ヴォルカニック・ワイン・アワード | The Jancis Robinson Story (ポッドキャスト) | 🎁 年間メンバーシップとギフトプランが30%OFF

La Guita NV Manzanilla

Friday 21 November 2025 • 1 分で読めます
La Guita solera

A widely available sherry that goes above and beyond the call of duty – especially at the price. From €5.93, $9.99, £13.49. 

In early October I visited Jerez de la Frontera for the first time. Every morning around 7 am, rhythmic snatches of Andalusian Spanish would drift up and float through the open window of my Airbnb. When the smell of hot oil joined the conversation, I would swing my feet to the floor, pull on pants and a shirt and head out to the street.

Walking past tables laden with fresh produce, I’d take my place in a long line of people waiting to buy fresh churros from a large open-air kiosk. At the front of the line I’d be handed a quarter-kilo of churros, piping hot and wrapped in grey paper blossoming with oil stains. Jesús, who owns a separate kiosk, would bring me a café con leche as soon as I caught his eye through a mass of people pulling out chairs, kissing, hugging and calling for coffees for friends who had just joined them.

------------

TO BE DONE:
a: List every price given in the sherry review.
b: Please echo the sherry review word for word, from "La Guita NV" to "to the street.".

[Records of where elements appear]
------------

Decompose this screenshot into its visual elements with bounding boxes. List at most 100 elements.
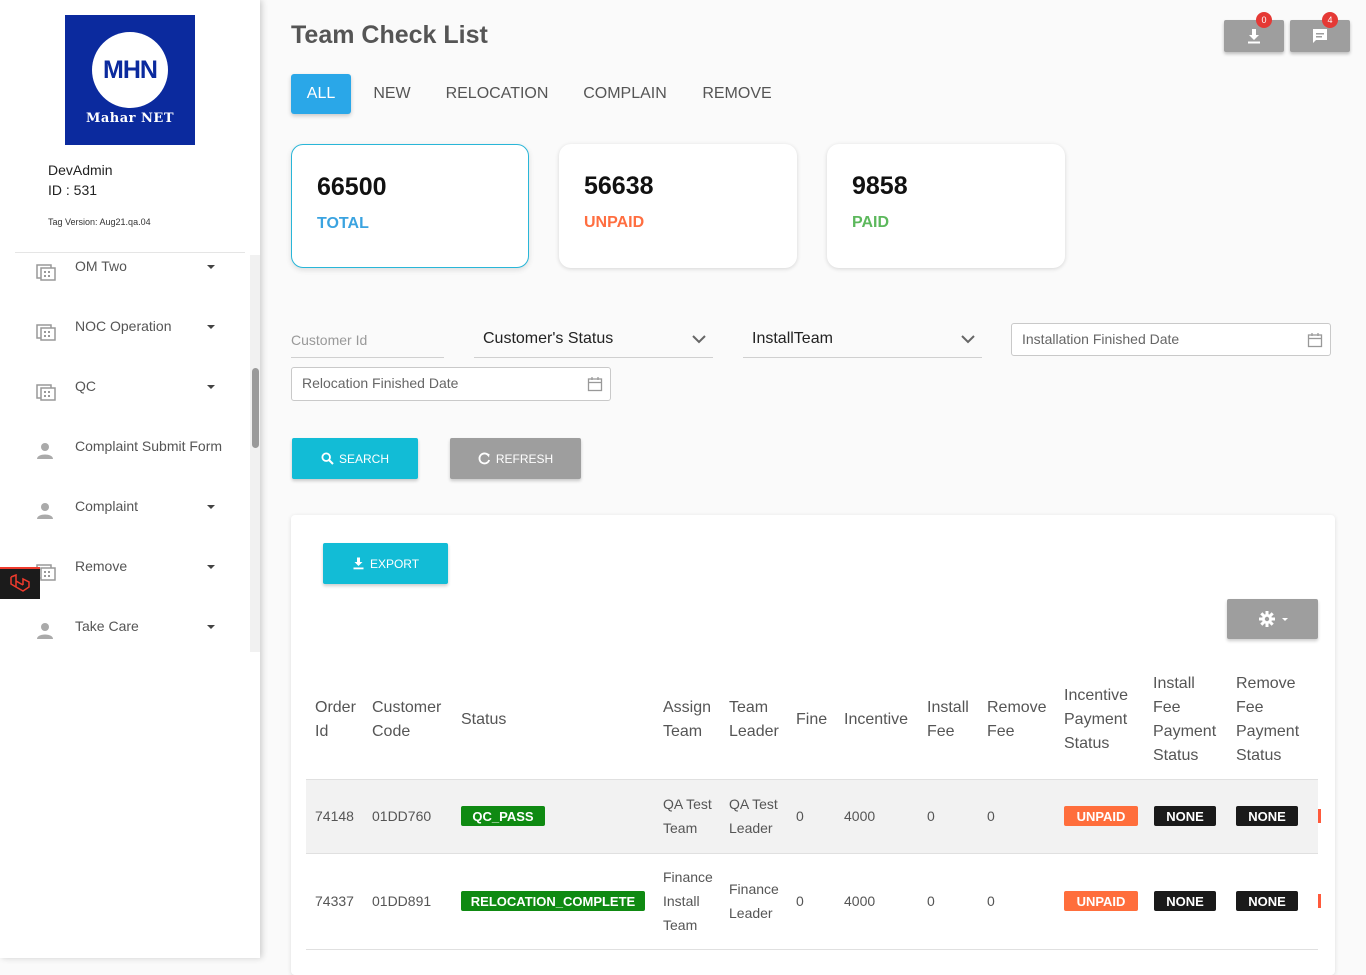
logo-circle: MHN — [92, 32, 168, 108]
th-fine[interactable]: Fine — [796, 708, 827, 732]
cell-incentive: 4000 — [844, 893, 876, 909]
status-badge: QC_PASS — [461, 806, 545, 826]
search-button[interactable]: SEARCH — [292, 438, 418, 479]
building-icon — [36, 384, 56, 401]
cell-team-leader: QA Test Leader — [729, 796, 778, 836]
results-card: EXPORT Order Id Customer Code Status Assig… — [291, 515, 1335, 975]
caret-down-icon — [207, 565, 215, 569]
th-incentive[interactable]: Incentive — [844, 708, 908, 732]
th-remove-fee[interactable]: Remove Fee — [987, 696, 1047, 744]
search-button-label: SEARCH — [338, 451, 389, 466]
cell-order-id: 74148 — [315, 808, 354, 824]
chevron-down-icon — [692, 335, 706, 344]
sidebar-item-complaint[interactable]: Complaint — [0, 493, 250, 533]
th-install-fee[interactable]: Install Fee — [927, 696, 969, 744]
tab-all[interactable]: ALL — [291, 74, 351, 114]
building-icon — [36, 264, 56, 281]
sidebar-item-label: Complaint Submit Form — [75, 438, 223, 454]
logo-mark: MHN — [103, 55, 158, 84]
stat-value: 56638 — [584, 172, 654, 200]
caret-down-icon — [207, 385, 215, 389]
stat-card-total[interactable]: 66500 TOTAL — [291, 144, 529, 268]
install-team-select[interactable]: InstallTeam — [743, 322, 982, 358]
user-id: ID : 531 — [48, 182, 98, 198]
stat-card-paid[interactable]: 9858 PAID — [827, 144, 1065, 268]
caret-down-icon — [1281, 617, 1288, 621]
export-button[interactable]: EXPORT — [323, 543, 448, 584]
person-icon — [37, 623, 53, 639]
debugbar-toggle[interactable] — [0, 567, 40, 599]
installation-finished-date-picker[interactable]: Installation Finished Date — [1011, 323, 1331, 356]
tab-complain[interactable]: COMPLAIN — [574, 74, 676, 114]
download-button[interactable]: 0 — [1224, 12, 1284, 52]
cell-fine: 0 — [796, 808, 804, 824]
refresh-button[interactable]: REFRESH — [450, 438, 581, 479]
sidebar-item-noc-operation[interactable]: NOC Operation — [0, 313, 250, 353]
main-content: Team Check List 0 4 ALL NEW RELOCATION C… — [260, 0, 1366, 975]
tab-new[interactable]: NEW — [360, 74, 424, 114]
row-divider — [306, 949, 1318, 950]
cell-assign-team: QA Test Team — [663, 796, 712, 836]
sidebar-item-complaint-submit-form[interactable]: Complaint Submit Form — [0, 433, 250, 473]
sidebar-scrollbar-thumb[interactable] — [252, 368, 259, 448]
th-remove-fee-payment-status[interactable]: Remove Fee Payment Status — [1236, 672, 1299, 768]
brand-logo[interactable]: MHN Mahar NET — [65, 15, 195, 145]
message-count-badge: 4 — [1322, 12, 1338, 28]
th-incentive-payment-status[interactable]: Incentive Payment Status — [1064, 684, 1128, 756]
clipped-column-indicator — [1318, 809, 1321, 823]
customer-status-select[interactable]: Customer's Status — [474, 322, 713, 358]
sidebar-item-label: NOC Operation — [75, 318, 172, 334]
th-assign-team[interactable]: Assign Team — [663, 696, 711, 744]
relocation-date-placeholder: Relocation Finished Date — [302, 375, 459, 391]
download-icon — [1248, 29, 1260, 44]
page-title: Team Check List — [291, 21, 488, 49]
cell-install-fee: 0 — [927, 893, 935, 909]
calendar-icon — [1307, 333, 1323, 348]
sidebar-item-label: Take Care — [75, 618, 139, 634]
customer-id-input[interactable]: Customer Id — [291, 325, 444, 358]
stat-label: PAID — [852, 214, 890, 231]
messages-button[interactable]: 4 — [1290, 12, 1350, 52]
install-team-value: InstallTeam — [752, 330, 833, 347]
stat-value: 9858 — [852, 172, 908, 200]
stat-label: TOTAL — [317, 215, 369, 232]
stat-label: UNPAID — [584, 214, 645, 231]
cell-team-leader: Finance Leader — [729, 881, 779, 921]
cell-customer-code: 01DD760 — [372, 808, 432, 824]
download-count-badge: 0 — [1256, 12, 1272, 28]
column-settings-button[interactable] — [1227, 599, 1318, 639]
sidebar-item-label: OM Two — [75, 258, 127, 274]
payment-status-badge: NONE — [1154, 891, 1216, 911]
sidebar-scrollbar-track[interactable] — [250, 255, 260, 652]
customer-id-placeholder: Customer Id — [291, 332, 368, 348]
sidebar-item-om-two[interactable]: OM Two — [0, 253, 250, 293]
th-team-leader[interactable]: Team Leader — [729, 696, 779, 744]
relocation-finished-date-picker[interactable]: Relocation Finished Date — [291, 367, 611, 401]
th-order-id[interactable]: Order Id — [315, 696, 356, 744]
sidebar-item-take-care[interactable]: Take Care — [0, 613, 250, 653]
caret-down-icon — [207, 325, 215, 329]
sidebar-item-qc[interactable]: QC — [0, 373, 250, 413]
cell-incentive: 4000 — [844, 808, 876, 824]
stat-card-unpaid[interactable]: 56638 UNPAID — [559, 144, 797, 268]
sidebar-item-label: QC — [75, 378, 96, 394]
person-icon — [37, 443, 53, 459]
cell-remove-fee: 0 — [987, 808, 995, 824]
payment-status-badge: NONE — [1236, 891, 1298, 911]
th-status[interactable]: Status — [461, 708, 506, 732]
clipped-column-indicator — [1318, 894, 1321, 908]
refresh-icon — [478, 452, 490, 465]
customer-status-value: Customer's Status — [483, 330, 614, 347]
tab-relocation[interactable]: RELOCATION — [440, 74, 554, 114]
tab-remove[interactable]: REMOVE — [696, 74, 778, 114]
cell-install-fee: 0 — [927, 808, 935, 824]
chevron-down-icon — [961, 335, 975, 344]
caret-down-icon — [207, 625, 215, 629]
user-name: DevAdmin — [48, 162, 113, 178]
th-install-fee-payment-status[interactable]: Install Fee Payment Status — [1153, 672, 1216, 768]
payment-status-badge: UNPAID — [1064, 806, 1138, 826]
status-badge: RELOCATION_COMPLETE — [461, 891, 645, 911]
th-customer-code[interactable]: Customer Code — [372, 696, 441, 744]
tag-version: Tag Version: Aug21.qa.04 — [48, 217, 151, 227]
payment-status-badge: UNPAID — [1064, 891, 1138, 911]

------------

COMPLETE ANSWERS:
a: €5.93, $9.99, £13.49

b:
La Guita NV Manzanilla

Friday 21 November 2025 • 1 分で読めます
La Guita solera

A widely available sherry that goes above and beyond the call of duty – especially at the price. From €5.93, $9.99, £13.49. 

In early October I visited Jerez de la Frontera for the first time. Every morning around 7 am, rhythmic snatches of Andalusian Spanish would drift up and float through the open window of my Airbnb. When the smell of hot oil joined the conversation, I would swing my feet to the floor, pull on pants and a shirt and head out to the street.